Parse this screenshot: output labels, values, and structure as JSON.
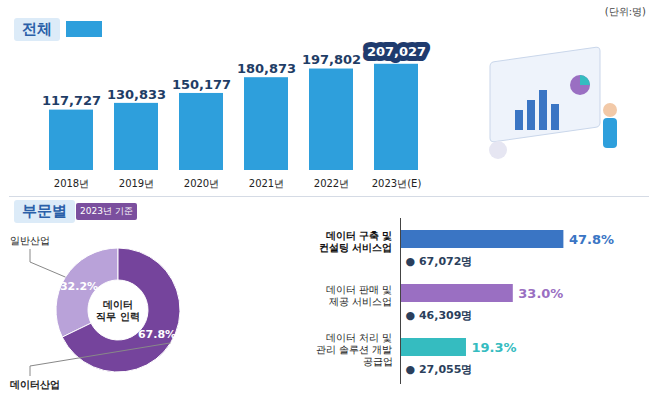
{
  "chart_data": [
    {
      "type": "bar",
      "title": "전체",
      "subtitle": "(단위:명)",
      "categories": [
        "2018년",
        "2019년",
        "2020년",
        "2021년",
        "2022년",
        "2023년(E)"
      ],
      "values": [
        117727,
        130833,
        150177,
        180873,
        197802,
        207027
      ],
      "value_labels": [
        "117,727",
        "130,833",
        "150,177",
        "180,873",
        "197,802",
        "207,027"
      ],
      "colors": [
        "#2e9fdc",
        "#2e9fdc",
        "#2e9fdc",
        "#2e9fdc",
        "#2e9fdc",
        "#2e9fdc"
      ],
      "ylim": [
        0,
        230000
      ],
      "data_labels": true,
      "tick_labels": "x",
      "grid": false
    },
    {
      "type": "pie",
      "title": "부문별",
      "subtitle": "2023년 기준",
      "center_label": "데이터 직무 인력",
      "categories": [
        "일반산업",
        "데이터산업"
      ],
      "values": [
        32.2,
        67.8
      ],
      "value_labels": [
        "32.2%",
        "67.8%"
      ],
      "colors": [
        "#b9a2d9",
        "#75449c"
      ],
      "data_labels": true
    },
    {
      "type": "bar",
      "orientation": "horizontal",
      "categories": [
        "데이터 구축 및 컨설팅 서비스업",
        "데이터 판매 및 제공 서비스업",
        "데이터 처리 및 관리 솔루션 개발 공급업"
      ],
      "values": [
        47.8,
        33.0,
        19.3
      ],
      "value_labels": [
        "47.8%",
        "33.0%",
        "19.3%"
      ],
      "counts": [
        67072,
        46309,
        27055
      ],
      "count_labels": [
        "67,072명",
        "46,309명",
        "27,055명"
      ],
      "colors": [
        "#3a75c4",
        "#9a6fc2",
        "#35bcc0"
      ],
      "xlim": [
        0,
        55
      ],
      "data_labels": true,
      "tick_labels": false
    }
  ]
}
_ _ _ _
▶ [Task requirements]:
Repeat the listing in full and exactly. Do not include any images.

▶ [Exercise output]:
Parse this screenshot: output labels, values, and structure as JSON.
{
  "chart_data": [
    {
      "type": "bar",
      "title": "전체",
      "subtitle": "(단위:명)",
      "categories": [
        "2018년",
        "2019년",
        "2020년",
        "2021년",
        "2022년",
        "2023년(E)"
      ],
      "values": [
        117727,
        130833,
        150177,
        180873,
        197802,
        207027
      ],
      "value_labels": [
        "117,727",
        "130,833",
        "150,177",
        "180,873",
        "197,802",
        "207,027"
      ],
      "colors": [
        "#2e9fdc",
        "#2e9fdc",
        "#2e9fdc",
        "#2e9fdc",
        "#2e9fdc",
        "#2e9fdc"
      ],
      "ylim": [
        0,
        230000
      ],
      "data_labels": true,
      "tick_labels": "x",
      "grid": false
    },
    {
      "type": "pie",
      "title": "부문별",
      "subtitle": "2023년 기준",
      "center_label": "데이터 직무 인력",
      "categories": [
        "일반산업",
        "데이터산업"
      ],
      "values": [
        32.2,
        67.8
      ],
      "value_labels": [
        "32.2%",
        "67.8%"
      ],
      "colors": [
        "#b9a2d9",
        "#75449c"
      ],
      "data_labels": true
    },
    {
      "type": "bar",
      "orientation": "horizontal",
      "categories": [
        "데이터 구축 및 컨설팅 서비스업",
        "데이터 판매 및 제공 서비스업",
        "데이터 처리 및 관리 솔루션 개발 공급업"
      ],
      "values": [
        47.8,
        33.0,
        19.3
      ],
      "value_labels": [
        "47.8%",
        "33.0%",
        "19.3%"
      ],
      "counts": [
        67072,
        46309,
        27055
      ],
      "count_labels": [
        "67,072명",
        "46,309명",
        "27,055명"
      ],
      "colors": [
        "#3a75c4",
        "#9a6fc2",
        "#35bcc0"
      ],
      "xlim": [
        0,
        55
      ],
      "data_labels": true,
      "tick_labels": false
    }
  ]
}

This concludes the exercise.